------ Material for this task

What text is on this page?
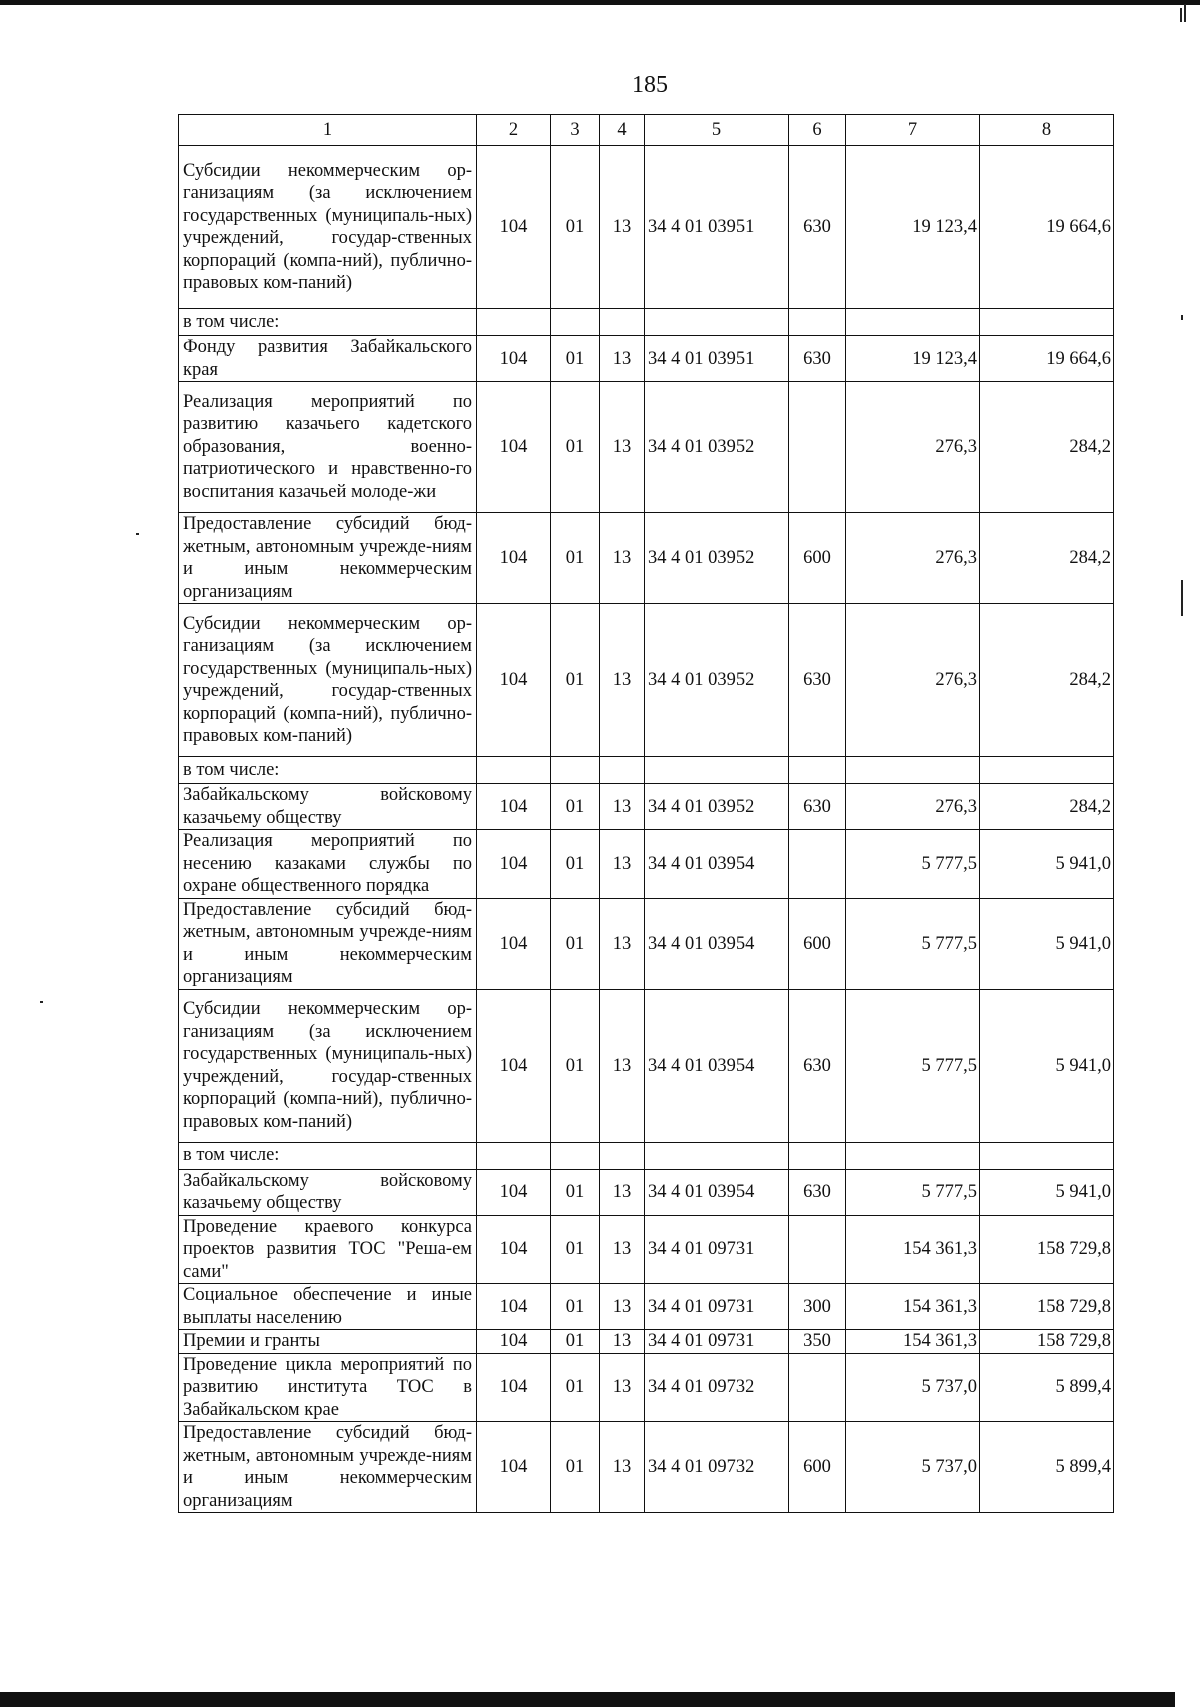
185
1	2	3	4	5	6	7	8
Субсидии некоммерческим ор-ганизациям (за исключением государственных (муниципаль-ных) учреждений, государ-ственных корпораций (компа-ний), публично-правовых ком-паний)	104	01	13	34 4 01 03951	630	19 123,4	19 664,6
в том числе:							
Фонду развития Забайкальского края	104	01	13	34 4 01 03951	630	19 123,4	19 664,6
Реализация мероприятий по развитию казачьего кадетского образования, военно-патриотического и нравственно-го воспитания казачьей молоде-жи	104	01	13	34 4 01 03952		276,3	284,2
Предоставление субсидий бюд-жетным, автономным учрежде-ниям и иным некоммерческим организациям	104	01	13	34 4 01 03952	600	276,3	284,2
Субсидии некоммерческим ор-ганизациям (за исключением государственных (муниципаль-ных) учреждений, государ-ственных корпораций (компа-ний), публично-правовых ком-паний)	104	01	13	34 4 01 03952	630	276,3	284,2
в том числе:							
Забайкальскому войсковому казачьему обществу	104	01	13	34 4 01 03952	630	276,3	284,2
Реализация мероприятий по несению казаками службы по охране общественного порядка	104	01	13	34 4 01 03954		5 777,5	5 941,0
Предоставление субсидий бюд-жетным, автономным учрежде-ниям и иным некоммерческим организациям	104	01	13	34 4 01 03954	600	5 777,5	5 941,0
Субсидии некоммерческим ор-ганизациям (за исключением государственных (муниципаль-ных) учреждений, государ-ственных корпораций (компа-ний), публично-правовых ком-паний)	104	01	13	34 4 01 03954	630	5 777,5	5 941,0
в том числе:							
Забайкальскому войсковому казачьему обществу	104	01	13	34 4 01 03954	630	5 777,5	5 941,0
Проведение краевого конкурса проектов развития ТОС "Реша-ем сами"	104	01	13	34 4 01 09731		154 361,3	158 729,8
Социальное обеспечение и иные выплаты населению	104	01	13	34 4 01 09731	300	154 361,3	158 729,8
Премии и гранты	104	01	13	34 4 01 09731	350	154 361,3	158 729,8
Проведение цикла мероприятий по развитию института ТОС в Забайкальском крае	104	01	13	34 4 01 09732		5 737,0	5 899,4
Предоставление субсидий бюд-жетным, автономным учрежде-ниям и иным некоммерческим организациям	104	01	13	34 4 01 09732	600	5 737,0	5 899,4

------------

Goal of the exercise:
Wherever a line in the data above holds "ственных", copy that line.

Written response:
Субсидии некоммерческим ор-ганизациям (за исключением государственных (муниципаль-ных) учреждений, государ-ственных корпораций (компа-ний), публично-правовых ком-паний)	104	01	13	34 4 01 03951	630	19 123,4	19 664,6
Субсидии некоммерческим ор-ганизациям (за исключением государственных (муниципаль-ных) учреждений, государ-ственных корпораций (компа-ний), публично-правовых ком-паний)	104	01	13	34 4 01 03952	630	276,3	284,2
Субсидии некоммерческим ор-ганизациям (за исключением государственных (муниципаль-ных) учреждений, государ-ственных корпораций (компа-ний), публично-правовых ком-паний)	104	01	13	34 4 01 03954	630	5 777,5	5 941,0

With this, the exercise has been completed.